* _What you have to do_:
Select every line containing the word "service" from the material, and copy those lines.

* _Records shown_:
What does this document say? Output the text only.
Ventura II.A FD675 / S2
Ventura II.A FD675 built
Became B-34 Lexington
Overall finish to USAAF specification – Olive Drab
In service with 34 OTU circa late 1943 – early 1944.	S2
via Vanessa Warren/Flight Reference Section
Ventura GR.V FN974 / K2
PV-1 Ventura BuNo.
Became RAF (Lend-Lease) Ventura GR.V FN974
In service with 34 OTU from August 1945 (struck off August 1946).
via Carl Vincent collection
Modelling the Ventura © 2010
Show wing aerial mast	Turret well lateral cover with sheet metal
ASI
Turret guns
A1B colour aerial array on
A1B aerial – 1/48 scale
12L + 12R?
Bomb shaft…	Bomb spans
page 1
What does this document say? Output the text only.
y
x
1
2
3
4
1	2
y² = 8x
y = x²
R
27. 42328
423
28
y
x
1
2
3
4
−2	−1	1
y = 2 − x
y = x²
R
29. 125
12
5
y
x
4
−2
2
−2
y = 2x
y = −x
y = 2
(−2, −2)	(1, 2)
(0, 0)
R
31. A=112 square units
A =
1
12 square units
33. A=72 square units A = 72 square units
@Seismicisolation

* _Reply to the exercise_:
In service with 34 OTU circa late 1943 – early 1944.	S2
In service with 34 OTU from August 1945 (struck off August 1946).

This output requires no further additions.